──────── Data supplied ────────

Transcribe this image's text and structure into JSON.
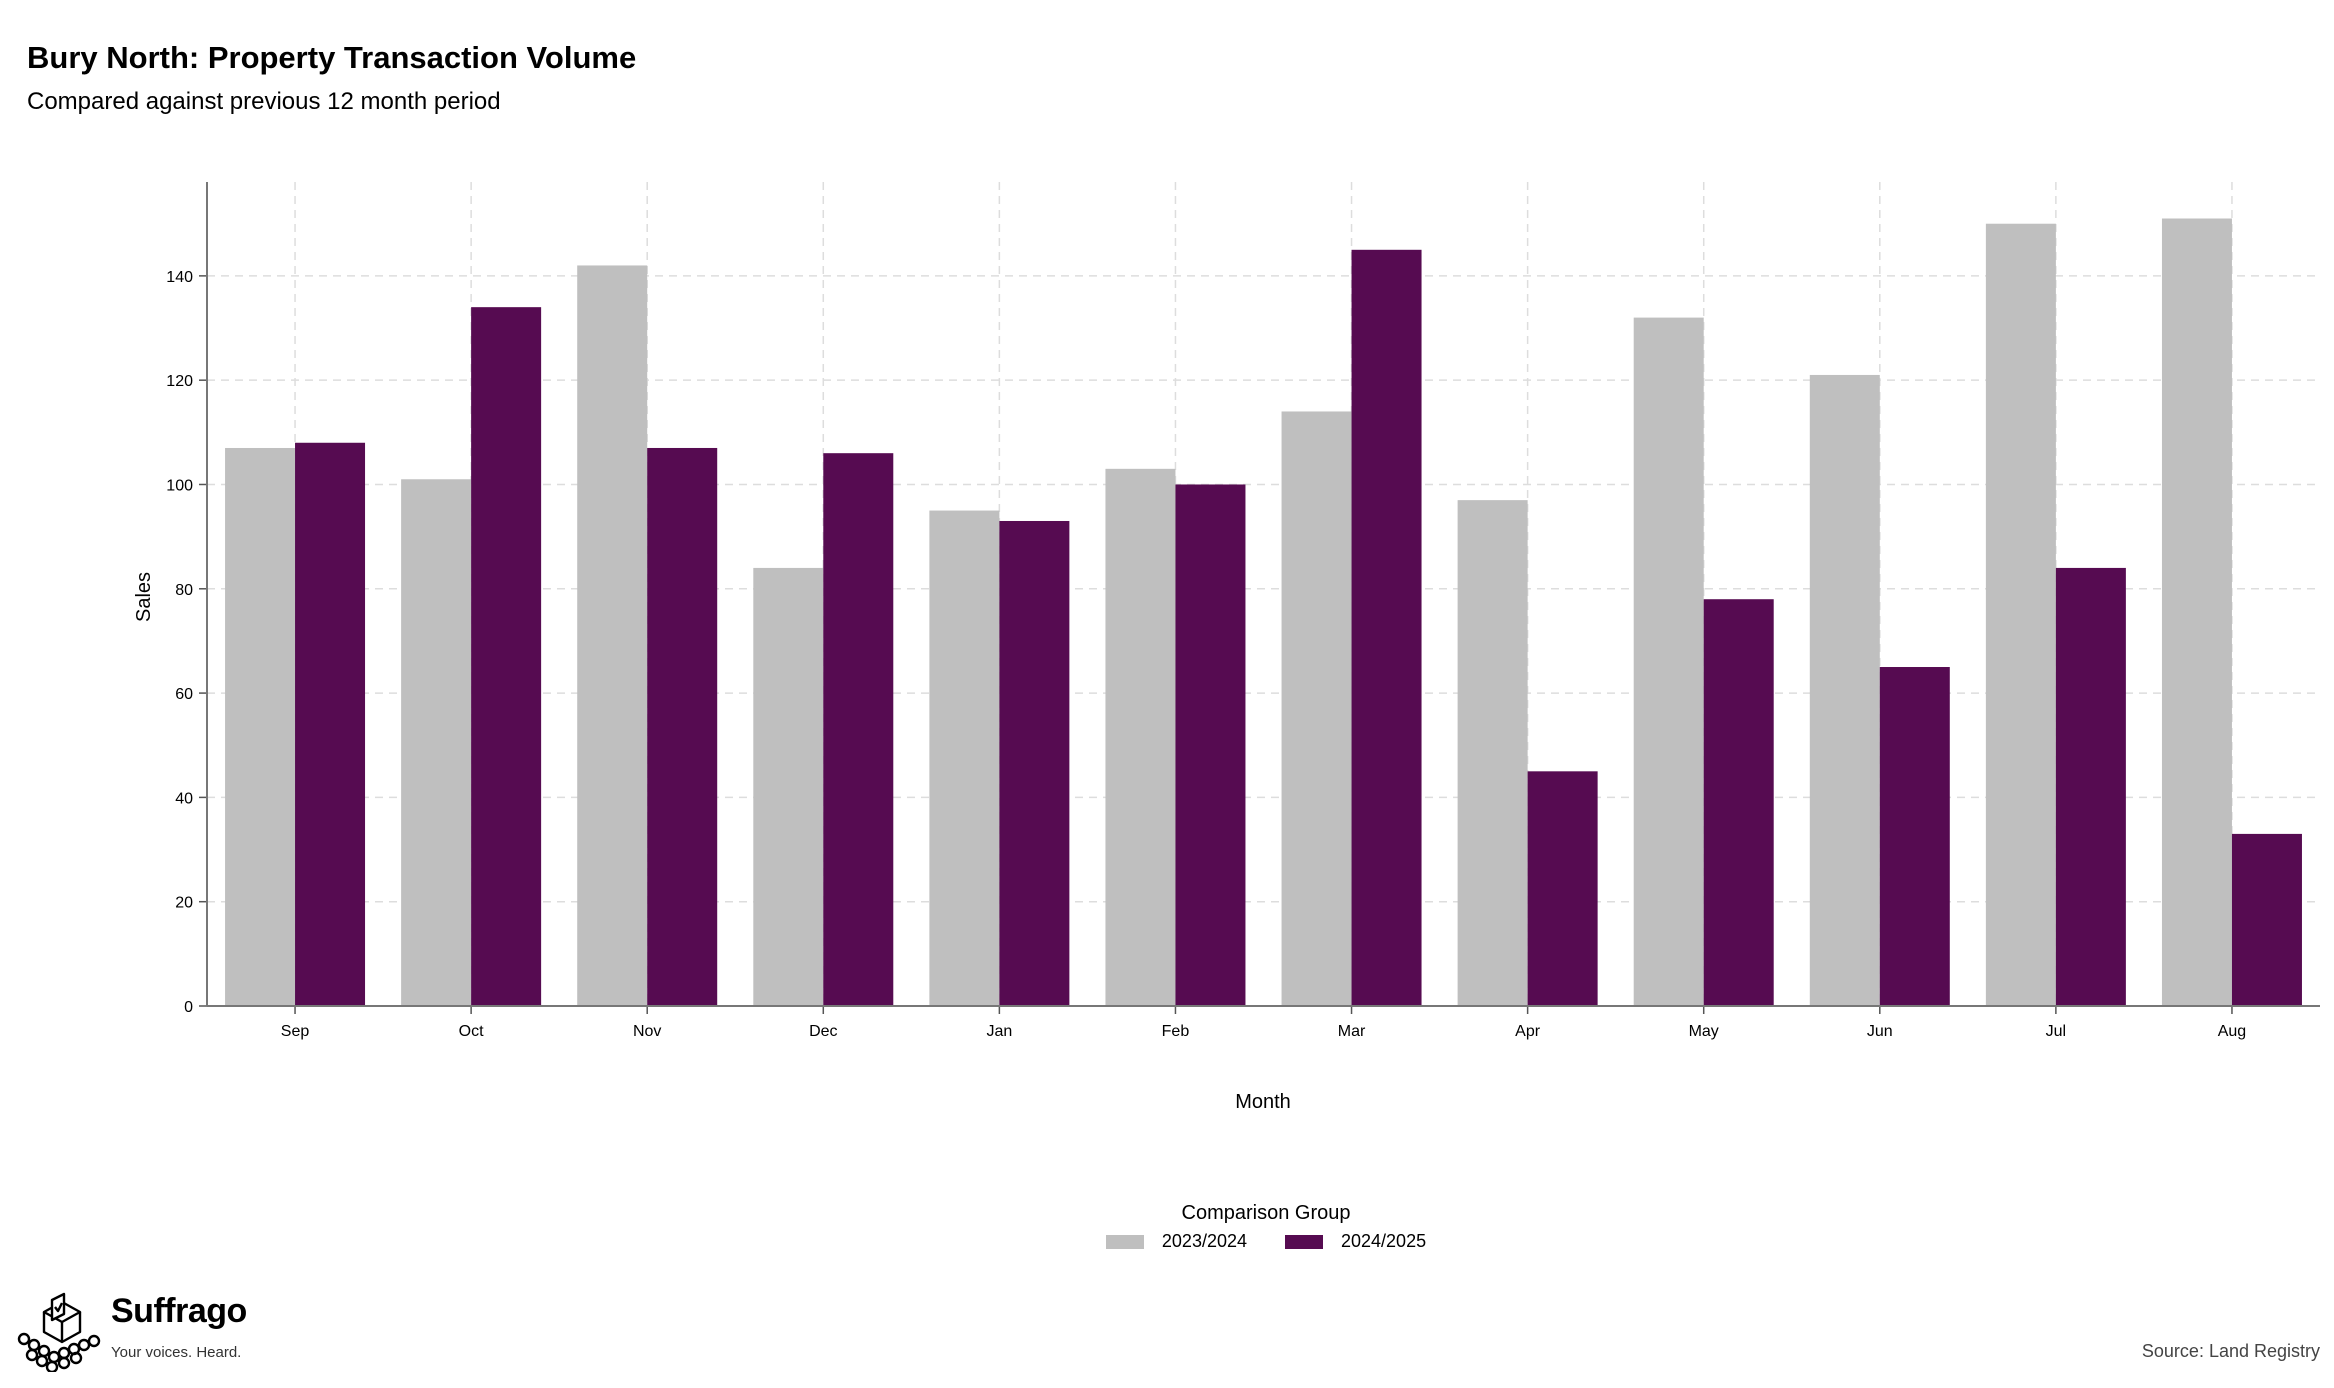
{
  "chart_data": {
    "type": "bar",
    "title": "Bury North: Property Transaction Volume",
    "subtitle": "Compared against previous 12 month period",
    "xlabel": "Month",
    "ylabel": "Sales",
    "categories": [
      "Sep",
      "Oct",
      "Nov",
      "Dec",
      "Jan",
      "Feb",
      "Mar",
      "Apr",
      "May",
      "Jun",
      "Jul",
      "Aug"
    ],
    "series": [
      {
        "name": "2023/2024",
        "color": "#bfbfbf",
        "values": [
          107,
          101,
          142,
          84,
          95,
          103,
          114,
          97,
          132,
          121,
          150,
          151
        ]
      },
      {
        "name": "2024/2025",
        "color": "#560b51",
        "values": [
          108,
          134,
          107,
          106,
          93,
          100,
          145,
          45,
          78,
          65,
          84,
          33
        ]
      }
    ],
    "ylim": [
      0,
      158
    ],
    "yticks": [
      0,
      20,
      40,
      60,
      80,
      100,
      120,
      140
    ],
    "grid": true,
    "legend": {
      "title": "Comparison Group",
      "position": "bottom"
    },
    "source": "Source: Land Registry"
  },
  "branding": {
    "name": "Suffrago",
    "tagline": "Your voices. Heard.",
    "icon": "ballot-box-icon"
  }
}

────────

What you need to do >> Output all the records, word for word, with no pictures in the copy.

Full solution >>
Transcribe this image's text and structure into JSON.
{
  "chart_data": {
    "type": "bar",
    "title": "Bury North: Property Transaction Volume",
    "subtitle": "Compared against previous 12 month period",
    "xlabel": "Month",
    "ylabel": "Sales",
    "categories": [
      "Sep",
      "Oct",
      "Nov",
      "Dec",
      "Jan",
      "Feb",
      "Mar",
      "Apr",
      "May",
      "Jun",
      "Jul",
      "Aug"
    ],
    "series": [
      {
        "name": "2023/2024",
        "color": "#bfbfbf",
        "values": [
          107,
          101,
          142,
          84,
          95,
          103,
          114,
          97,
          132,
          121,
          150,
          151
        ]
      },
      {
        "name": "2024/2025",
        "color": "#560b51",
        "values": [
          108,
          134,
          107,
          106,
          93,
          100,
          145,
          45,
          78,
          65,
          84,
          33
        ]
      }
    ],
    "ylim": [
      0,
      158
    ],
    "yticks": [
      0,
      20,
      40,
      60,
      80,
      100,
      120,
      140
    ],
    "grid": true,
    "legend": {
      "title": "Comparison Group",
      "position": "bottom"
    },
    "source": "Source: Land Registry"
  },
  "branding": {
    "name": "Suffrago",
    "tagline": "Your voices. Heard.",
    "icon": "ballot-box-icon"
  }
}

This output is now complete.